Task goal: Retype all of the listing exactly, passing over any picture you find.
......
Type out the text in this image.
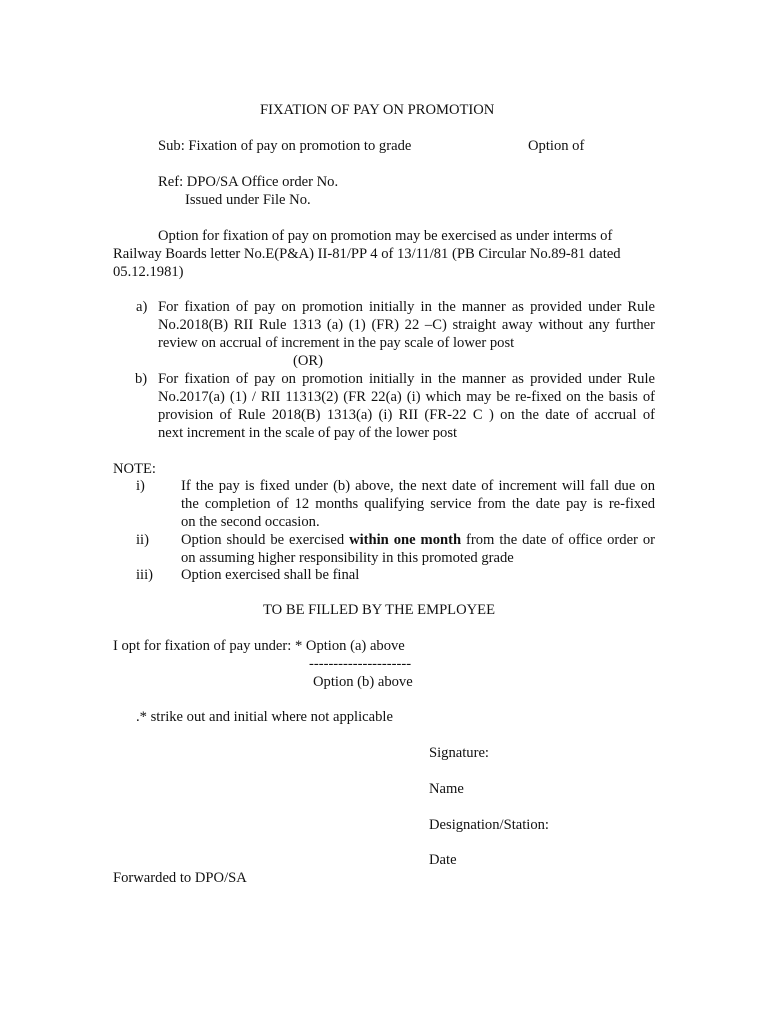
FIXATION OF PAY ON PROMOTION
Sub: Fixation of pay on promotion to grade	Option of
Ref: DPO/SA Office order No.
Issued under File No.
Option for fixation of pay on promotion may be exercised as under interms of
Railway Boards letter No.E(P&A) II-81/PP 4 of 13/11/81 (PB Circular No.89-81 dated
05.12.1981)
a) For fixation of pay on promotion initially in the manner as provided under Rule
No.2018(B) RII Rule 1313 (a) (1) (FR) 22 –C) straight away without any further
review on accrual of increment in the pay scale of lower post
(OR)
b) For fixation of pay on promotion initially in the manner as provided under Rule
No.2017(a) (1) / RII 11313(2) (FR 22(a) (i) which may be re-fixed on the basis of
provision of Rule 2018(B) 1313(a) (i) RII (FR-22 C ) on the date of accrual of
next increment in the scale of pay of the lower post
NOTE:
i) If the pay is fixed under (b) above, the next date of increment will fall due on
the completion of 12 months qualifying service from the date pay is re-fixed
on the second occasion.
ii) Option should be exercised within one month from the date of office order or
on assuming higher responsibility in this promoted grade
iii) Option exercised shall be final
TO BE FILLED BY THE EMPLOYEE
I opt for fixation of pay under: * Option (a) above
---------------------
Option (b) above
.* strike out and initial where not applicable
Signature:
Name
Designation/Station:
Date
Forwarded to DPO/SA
......
Final answer:
Type out the text in this image.
FIXATION OF PAY ON PROMOTION
Sub: Fixation of pay on promotion to grade	Option of
Ref: DPO/SA Office order No.
Issued under File No.
Option for fixation of pay on promotion may be exercised as under interms of
Railway Boards letter No.E(P&A) II-81/PP 4 of 13/11/81 (PB Circular No.89-81 dated
05.12.1981)
a) For fixation of pay on promotion initially in the manner as provided under Rule
No.2018(B) RII Rule 1313 (a) (1) (FR) 22 –C) straight away without any further
review on accrual of increment in the pay scale of lower post
(OR)
b) For fixation of pay on promotion initially in the manner as provided under Rule
No.2017(a) (1) / RII 11313(2) (FR 22(a) (i) which may be re-fixed on the basis of
provision of Rule 2018(B) 1313(a) (i) RII (FR-22 C ) on the date of accrual of
next increment in the scale of pay of the lower post
NOTE:
i) If the pay is fixed under (b) above, the next date of increment will fall due on
the completion of 12 months qualifying service from the date pay is re-fixed
on the second occasion.
ii) Option should be exercised within one month from the date of office order or
on assuming higher responsibility in this promoted grade
iii) Option exercised shall be final
TO BE FILLED BY THE EMPLOYEE
I opt for fixation of pay under: * Option (a) above
---------------------
Option (b) above
.* strike out and initial where not applicable
Signature:
Name
Designation/Station:
Date
Forwarded to DPO/SA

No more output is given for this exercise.